WHAT THE TASK REQUIRES: Identify the lines that contain the string "Cari" and report only how many there are.

────────

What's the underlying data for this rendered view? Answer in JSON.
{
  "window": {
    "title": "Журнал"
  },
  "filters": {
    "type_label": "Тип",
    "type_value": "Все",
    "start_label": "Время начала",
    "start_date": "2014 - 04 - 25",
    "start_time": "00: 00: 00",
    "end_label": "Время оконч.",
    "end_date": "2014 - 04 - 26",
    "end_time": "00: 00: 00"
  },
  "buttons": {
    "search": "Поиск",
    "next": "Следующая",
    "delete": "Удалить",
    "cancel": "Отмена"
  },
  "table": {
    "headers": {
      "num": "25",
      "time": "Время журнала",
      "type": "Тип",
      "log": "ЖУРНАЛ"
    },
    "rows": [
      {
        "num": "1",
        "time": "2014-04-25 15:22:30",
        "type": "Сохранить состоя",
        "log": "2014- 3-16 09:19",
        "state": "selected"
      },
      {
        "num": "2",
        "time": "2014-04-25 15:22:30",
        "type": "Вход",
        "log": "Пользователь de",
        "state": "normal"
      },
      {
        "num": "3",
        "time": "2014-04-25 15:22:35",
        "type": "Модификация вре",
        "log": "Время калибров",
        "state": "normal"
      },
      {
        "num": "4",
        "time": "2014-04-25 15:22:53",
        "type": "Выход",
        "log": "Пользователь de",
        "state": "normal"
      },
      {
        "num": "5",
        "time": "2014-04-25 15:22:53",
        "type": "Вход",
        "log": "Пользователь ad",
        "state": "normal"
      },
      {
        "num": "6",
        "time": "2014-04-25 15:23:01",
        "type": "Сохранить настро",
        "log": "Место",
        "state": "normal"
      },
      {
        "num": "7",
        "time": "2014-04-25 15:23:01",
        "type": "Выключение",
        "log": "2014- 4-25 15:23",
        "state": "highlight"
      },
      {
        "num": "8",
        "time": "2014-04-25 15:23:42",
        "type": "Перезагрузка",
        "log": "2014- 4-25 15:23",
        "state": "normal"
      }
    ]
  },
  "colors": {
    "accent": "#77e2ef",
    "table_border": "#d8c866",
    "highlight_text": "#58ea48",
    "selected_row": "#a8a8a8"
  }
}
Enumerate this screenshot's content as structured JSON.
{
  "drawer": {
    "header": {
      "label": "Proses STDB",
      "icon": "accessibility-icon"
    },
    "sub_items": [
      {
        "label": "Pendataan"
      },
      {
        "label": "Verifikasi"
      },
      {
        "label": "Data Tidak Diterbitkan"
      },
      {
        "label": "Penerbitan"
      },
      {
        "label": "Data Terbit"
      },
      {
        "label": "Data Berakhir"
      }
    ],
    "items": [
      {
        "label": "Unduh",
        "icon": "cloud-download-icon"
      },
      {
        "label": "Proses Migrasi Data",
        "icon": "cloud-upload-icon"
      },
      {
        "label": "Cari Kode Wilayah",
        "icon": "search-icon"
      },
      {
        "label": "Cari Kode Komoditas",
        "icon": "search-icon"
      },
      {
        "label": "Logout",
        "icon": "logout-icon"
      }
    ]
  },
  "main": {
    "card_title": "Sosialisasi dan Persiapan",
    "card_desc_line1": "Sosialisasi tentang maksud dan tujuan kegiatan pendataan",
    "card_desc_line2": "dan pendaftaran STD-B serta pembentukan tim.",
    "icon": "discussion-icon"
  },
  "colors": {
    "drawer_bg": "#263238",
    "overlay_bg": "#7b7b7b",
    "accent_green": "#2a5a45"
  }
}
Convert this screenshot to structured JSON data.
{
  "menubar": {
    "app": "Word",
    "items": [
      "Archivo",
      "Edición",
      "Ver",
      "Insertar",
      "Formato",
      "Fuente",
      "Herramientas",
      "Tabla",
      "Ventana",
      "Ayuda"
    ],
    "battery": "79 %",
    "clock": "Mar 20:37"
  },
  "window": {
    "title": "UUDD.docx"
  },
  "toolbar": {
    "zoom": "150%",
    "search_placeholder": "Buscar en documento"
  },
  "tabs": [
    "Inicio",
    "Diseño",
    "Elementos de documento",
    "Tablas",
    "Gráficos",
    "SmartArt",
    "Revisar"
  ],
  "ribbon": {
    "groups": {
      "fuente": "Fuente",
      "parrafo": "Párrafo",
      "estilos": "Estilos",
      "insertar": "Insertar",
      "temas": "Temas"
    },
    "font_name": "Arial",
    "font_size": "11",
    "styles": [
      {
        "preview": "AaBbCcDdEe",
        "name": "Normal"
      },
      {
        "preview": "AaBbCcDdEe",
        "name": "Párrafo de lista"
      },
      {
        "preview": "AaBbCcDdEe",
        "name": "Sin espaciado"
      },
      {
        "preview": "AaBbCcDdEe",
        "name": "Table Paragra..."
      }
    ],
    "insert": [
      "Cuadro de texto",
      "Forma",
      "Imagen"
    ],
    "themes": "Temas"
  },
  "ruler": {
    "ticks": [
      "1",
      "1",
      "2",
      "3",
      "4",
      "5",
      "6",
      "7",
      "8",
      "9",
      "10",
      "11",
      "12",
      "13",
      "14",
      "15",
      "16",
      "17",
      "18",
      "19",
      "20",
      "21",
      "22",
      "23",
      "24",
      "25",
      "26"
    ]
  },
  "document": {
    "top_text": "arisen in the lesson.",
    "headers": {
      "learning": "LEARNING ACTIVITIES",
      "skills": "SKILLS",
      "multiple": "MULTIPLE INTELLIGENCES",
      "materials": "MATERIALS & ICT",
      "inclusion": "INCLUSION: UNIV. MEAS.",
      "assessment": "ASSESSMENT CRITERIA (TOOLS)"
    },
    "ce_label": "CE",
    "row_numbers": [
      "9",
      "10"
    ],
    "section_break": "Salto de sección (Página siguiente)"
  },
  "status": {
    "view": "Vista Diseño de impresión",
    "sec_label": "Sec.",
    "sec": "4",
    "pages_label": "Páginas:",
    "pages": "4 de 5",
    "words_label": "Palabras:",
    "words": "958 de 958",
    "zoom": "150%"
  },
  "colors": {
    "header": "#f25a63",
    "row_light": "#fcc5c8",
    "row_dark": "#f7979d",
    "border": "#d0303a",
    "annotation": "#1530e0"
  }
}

────────

SOLVED EXERCISE: 2